DATA EXTRACT:
— start —

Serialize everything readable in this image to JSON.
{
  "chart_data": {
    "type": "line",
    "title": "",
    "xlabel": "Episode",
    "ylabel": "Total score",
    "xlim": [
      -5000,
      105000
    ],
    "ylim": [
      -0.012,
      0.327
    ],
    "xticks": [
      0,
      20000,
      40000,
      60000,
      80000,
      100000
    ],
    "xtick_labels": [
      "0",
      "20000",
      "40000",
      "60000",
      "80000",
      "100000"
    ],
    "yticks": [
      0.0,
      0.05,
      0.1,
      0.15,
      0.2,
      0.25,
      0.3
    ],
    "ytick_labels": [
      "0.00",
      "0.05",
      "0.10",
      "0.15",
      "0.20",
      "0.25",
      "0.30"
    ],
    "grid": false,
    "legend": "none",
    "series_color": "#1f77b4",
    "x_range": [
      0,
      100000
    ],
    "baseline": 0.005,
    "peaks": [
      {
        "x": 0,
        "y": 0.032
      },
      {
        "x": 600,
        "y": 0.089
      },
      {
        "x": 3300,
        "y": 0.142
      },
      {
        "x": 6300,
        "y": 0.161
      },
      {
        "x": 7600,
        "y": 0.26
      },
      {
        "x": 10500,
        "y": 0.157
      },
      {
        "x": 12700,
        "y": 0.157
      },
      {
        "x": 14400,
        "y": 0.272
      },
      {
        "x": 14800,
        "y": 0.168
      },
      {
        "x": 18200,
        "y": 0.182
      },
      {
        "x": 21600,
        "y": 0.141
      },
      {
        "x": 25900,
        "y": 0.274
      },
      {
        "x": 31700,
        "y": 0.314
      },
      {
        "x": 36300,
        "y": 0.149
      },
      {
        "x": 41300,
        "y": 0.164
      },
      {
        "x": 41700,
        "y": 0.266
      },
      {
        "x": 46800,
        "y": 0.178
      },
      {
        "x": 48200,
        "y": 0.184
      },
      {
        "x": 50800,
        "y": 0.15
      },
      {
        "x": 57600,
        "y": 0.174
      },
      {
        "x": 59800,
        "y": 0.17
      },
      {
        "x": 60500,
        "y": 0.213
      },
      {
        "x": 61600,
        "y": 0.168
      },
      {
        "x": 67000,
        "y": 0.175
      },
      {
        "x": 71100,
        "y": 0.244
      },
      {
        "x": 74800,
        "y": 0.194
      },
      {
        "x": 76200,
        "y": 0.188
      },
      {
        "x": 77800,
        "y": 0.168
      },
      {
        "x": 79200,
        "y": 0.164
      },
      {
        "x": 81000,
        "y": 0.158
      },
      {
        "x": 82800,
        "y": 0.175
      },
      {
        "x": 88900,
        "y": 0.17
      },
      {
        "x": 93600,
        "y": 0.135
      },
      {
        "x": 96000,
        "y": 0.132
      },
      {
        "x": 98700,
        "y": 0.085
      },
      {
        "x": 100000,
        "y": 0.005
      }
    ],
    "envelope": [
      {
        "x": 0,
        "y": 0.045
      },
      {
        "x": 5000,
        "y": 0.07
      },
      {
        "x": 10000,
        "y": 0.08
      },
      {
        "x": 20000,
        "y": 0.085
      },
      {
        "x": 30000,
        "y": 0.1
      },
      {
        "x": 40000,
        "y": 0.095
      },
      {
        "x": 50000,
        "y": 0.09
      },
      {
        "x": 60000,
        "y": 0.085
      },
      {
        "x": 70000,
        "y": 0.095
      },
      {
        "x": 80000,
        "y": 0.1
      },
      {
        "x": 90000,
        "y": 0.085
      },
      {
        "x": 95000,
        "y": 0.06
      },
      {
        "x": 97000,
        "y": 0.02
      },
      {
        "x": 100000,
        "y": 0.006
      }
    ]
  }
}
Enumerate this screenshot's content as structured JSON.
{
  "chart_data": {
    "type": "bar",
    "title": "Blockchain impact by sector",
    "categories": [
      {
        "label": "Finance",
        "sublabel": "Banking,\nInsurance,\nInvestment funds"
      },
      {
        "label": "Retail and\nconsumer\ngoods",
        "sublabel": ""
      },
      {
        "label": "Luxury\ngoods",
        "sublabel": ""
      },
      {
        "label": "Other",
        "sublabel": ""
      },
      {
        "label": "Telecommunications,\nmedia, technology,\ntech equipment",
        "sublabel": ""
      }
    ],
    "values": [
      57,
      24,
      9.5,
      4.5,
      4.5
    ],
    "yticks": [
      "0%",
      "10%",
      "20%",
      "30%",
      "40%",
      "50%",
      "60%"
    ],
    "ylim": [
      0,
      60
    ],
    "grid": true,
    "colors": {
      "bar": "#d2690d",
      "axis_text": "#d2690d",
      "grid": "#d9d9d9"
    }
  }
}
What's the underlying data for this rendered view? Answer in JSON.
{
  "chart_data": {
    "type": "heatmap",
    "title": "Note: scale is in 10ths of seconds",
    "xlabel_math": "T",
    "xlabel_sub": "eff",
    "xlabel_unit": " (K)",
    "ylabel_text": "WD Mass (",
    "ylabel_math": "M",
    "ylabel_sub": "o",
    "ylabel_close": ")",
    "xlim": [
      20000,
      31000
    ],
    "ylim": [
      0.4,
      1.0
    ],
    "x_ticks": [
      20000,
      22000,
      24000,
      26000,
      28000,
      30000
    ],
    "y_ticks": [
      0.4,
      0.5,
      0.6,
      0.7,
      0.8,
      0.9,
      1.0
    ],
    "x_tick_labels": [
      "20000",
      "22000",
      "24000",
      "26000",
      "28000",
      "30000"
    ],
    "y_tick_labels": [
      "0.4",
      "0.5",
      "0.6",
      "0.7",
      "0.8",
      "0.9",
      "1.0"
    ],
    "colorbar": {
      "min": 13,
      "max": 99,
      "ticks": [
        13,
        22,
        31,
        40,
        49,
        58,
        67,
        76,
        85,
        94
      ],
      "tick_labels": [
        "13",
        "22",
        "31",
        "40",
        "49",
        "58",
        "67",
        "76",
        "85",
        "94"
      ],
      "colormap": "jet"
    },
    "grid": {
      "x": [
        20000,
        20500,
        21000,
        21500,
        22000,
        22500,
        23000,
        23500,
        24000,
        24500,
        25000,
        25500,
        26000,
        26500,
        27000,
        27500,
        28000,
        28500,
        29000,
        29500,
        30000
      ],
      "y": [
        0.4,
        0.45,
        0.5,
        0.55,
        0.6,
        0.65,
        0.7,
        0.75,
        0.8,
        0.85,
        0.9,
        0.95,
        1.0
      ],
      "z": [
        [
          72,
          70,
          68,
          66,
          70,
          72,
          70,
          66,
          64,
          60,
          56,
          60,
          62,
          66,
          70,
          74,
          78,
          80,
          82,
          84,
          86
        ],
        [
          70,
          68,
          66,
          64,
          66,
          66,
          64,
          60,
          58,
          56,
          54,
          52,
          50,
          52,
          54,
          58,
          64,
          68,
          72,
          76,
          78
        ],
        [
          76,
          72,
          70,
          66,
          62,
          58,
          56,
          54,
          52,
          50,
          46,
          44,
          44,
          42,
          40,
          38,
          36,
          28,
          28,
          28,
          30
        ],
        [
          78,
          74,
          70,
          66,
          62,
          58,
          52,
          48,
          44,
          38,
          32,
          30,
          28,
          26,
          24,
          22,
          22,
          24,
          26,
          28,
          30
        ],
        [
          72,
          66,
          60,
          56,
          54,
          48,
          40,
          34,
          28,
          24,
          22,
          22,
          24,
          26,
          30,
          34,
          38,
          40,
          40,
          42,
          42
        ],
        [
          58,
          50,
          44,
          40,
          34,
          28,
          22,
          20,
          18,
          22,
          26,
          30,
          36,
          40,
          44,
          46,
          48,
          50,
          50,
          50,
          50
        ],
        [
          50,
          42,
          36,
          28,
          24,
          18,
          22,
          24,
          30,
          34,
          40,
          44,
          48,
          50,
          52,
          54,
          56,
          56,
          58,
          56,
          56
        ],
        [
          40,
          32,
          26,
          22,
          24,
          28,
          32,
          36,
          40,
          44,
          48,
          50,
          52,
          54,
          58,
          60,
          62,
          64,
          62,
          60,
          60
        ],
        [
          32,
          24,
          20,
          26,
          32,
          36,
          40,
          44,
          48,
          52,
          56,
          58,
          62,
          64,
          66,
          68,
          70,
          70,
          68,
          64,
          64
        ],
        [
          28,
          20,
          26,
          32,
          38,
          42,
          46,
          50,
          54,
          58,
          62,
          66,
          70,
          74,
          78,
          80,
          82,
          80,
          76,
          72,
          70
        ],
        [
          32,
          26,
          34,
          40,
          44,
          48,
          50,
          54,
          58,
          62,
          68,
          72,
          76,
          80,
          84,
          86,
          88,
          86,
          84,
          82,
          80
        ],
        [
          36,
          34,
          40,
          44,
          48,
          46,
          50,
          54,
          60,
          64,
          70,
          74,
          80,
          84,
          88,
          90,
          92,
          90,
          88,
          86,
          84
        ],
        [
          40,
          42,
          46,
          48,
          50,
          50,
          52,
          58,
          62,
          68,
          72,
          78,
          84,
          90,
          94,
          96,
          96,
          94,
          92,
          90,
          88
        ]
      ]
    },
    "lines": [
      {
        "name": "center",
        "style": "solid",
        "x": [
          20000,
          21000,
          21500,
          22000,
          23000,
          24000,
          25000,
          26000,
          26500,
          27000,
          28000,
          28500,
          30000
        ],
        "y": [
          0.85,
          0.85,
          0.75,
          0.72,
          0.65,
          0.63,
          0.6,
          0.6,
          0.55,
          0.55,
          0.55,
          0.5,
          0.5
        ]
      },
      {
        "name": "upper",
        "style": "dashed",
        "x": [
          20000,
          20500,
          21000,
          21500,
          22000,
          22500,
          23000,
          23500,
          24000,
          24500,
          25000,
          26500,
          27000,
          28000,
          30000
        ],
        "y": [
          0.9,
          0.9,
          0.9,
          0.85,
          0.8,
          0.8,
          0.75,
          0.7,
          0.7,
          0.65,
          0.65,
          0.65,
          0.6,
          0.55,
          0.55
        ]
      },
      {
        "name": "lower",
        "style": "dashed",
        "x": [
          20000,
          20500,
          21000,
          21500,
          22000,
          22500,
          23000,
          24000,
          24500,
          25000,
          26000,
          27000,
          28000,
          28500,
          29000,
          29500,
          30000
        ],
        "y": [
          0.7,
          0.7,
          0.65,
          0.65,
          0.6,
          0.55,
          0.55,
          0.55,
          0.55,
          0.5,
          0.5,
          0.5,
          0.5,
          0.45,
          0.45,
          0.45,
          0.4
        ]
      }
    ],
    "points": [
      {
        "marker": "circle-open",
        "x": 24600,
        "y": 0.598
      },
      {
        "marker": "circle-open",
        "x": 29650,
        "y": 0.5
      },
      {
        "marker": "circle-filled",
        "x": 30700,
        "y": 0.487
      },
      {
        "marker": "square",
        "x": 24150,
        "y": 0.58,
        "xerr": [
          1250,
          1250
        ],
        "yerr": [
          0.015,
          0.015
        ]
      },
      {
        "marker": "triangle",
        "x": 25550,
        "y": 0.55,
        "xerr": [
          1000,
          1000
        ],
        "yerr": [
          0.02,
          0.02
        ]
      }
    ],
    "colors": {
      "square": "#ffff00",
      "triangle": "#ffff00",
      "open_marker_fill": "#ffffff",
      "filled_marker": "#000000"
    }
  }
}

— end —

SHORT EXERCISE: Point out every line holding the string "this" and copy it.

OUTPUT OF THE EXERCISE:
Serialize everything readable in this image to JSON.
Enumerate this screenshot's content as structured JSON.
What's the underlying data for this rendered view? Answer in JSON.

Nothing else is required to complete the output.